■ **To do**
Substitute "structure" for "framework" in the rows from the first row through the row containing "of the xyxy=(88,1124,333,1140)", inclusive, and give those rows again with nothing else changed.

■ **Data records**
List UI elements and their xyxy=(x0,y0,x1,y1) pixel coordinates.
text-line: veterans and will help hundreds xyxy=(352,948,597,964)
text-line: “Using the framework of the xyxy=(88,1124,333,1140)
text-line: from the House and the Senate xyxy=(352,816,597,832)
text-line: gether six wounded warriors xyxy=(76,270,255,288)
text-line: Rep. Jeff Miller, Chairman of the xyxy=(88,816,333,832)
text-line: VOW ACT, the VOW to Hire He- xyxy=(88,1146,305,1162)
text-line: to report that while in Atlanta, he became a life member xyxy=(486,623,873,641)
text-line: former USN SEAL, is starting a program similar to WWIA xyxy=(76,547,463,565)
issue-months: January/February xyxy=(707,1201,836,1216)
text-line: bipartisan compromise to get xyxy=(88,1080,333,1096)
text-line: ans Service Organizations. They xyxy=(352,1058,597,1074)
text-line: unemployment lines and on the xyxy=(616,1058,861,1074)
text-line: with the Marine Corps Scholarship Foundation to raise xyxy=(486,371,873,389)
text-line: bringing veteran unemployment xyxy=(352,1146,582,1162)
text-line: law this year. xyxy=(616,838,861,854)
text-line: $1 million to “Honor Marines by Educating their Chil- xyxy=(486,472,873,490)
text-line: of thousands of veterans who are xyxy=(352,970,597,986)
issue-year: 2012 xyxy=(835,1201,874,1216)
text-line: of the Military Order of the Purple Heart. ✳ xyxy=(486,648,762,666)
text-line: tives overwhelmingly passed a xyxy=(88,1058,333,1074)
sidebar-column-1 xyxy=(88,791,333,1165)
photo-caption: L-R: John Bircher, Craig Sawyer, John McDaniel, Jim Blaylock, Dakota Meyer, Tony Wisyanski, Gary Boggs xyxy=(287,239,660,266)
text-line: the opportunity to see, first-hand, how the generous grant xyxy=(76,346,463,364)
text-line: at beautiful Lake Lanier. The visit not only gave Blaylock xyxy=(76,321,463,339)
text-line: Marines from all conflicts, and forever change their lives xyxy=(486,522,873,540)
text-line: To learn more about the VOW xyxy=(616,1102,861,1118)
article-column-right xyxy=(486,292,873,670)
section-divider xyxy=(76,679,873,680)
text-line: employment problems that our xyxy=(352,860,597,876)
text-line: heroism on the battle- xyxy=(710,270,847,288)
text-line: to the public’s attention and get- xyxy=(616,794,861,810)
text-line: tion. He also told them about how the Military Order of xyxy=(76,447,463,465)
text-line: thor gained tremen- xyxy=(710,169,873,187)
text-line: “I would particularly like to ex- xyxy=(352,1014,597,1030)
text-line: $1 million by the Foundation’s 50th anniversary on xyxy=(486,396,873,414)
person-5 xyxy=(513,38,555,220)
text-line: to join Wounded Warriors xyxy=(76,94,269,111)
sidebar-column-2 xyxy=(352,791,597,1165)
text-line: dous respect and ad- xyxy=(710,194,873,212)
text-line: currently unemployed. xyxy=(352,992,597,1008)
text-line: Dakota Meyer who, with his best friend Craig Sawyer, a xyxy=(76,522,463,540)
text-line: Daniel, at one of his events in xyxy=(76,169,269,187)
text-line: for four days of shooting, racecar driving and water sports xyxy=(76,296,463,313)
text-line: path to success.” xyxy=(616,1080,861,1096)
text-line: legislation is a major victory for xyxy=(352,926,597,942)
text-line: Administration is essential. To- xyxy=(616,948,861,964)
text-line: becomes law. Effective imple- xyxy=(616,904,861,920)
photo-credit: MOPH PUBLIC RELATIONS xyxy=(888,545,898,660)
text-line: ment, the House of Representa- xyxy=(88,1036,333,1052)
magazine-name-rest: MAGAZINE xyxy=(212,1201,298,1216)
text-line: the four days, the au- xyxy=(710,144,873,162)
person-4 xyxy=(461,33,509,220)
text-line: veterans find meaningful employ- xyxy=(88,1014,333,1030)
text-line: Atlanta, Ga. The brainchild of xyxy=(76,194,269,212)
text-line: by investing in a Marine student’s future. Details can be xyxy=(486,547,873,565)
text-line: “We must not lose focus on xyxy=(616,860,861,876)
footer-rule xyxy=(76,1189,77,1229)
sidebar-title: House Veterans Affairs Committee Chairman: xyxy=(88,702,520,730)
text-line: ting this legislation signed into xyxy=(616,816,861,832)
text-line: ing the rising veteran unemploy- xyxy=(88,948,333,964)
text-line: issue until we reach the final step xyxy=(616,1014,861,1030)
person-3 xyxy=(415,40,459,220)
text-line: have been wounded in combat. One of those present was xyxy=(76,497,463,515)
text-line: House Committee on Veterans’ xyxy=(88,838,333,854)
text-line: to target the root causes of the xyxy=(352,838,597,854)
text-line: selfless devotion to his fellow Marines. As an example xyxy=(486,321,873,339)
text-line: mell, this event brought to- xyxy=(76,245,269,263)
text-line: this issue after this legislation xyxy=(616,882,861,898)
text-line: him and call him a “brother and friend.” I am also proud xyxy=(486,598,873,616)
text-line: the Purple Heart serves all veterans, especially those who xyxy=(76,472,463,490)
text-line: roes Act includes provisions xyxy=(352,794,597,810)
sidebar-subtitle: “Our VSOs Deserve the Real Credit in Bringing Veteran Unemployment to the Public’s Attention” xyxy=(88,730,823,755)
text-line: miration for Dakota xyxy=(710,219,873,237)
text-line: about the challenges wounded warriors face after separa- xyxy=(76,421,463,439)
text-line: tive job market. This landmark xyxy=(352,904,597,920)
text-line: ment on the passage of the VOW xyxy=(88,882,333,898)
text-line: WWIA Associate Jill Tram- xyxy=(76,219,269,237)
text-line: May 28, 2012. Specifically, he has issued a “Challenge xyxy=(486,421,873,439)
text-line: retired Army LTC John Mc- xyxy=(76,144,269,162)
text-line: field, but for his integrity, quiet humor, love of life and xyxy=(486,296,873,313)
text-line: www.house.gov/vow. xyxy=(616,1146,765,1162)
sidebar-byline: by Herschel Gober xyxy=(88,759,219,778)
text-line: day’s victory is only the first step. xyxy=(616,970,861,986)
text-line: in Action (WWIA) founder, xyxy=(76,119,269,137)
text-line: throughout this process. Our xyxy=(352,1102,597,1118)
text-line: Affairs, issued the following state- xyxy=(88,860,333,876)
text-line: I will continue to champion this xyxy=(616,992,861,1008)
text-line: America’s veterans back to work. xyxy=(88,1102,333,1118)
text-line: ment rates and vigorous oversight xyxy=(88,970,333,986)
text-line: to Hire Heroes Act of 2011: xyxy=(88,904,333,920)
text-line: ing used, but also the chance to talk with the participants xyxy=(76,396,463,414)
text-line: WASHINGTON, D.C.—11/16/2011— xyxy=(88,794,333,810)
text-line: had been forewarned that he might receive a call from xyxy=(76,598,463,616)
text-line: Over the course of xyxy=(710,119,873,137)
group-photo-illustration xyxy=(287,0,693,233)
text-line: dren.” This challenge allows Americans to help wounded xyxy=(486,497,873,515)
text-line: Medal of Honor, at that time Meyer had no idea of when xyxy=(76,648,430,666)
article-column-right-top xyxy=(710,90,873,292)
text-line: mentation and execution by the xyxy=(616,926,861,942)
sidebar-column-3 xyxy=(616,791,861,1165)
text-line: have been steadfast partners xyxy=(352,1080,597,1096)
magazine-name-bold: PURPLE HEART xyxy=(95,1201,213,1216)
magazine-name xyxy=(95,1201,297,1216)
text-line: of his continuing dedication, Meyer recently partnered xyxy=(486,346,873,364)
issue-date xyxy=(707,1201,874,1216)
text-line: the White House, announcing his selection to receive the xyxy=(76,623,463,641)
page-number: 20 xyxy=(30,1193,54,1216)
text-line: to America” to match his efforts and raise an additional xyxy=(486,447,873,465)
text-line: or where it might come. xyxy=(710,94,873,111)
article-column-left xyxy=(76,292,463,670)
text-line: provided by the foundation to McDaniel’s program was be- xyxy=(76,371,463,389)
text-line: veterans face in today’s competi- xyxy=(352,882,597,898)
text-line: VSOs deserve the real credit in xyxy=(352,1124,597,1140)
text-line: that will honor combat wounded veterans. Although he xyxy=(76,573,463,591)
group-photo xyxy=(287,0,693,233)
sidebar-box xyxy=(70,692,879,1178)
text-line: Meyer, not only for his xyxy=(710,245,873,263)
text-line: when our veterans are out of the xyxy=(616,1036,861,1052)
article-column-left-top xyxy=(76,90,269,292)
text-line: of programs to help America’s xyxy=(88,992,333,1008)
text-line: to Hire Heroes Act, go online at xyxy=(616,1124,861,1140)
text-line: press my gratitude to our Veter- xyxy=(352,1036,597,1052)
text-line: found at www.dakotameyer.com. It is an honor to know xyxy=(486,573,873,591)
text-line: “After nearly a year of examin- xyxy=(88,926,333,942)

■ **Output for this exercise**
List UI elements and their xyxy=(x0,y0,x1,y1) pixel coordinates.
text-line: veterans and will help hundreds xyxy=(352,948,597,964)
text-line: “Using the structure of the xyxy=(88,1124,333,1140)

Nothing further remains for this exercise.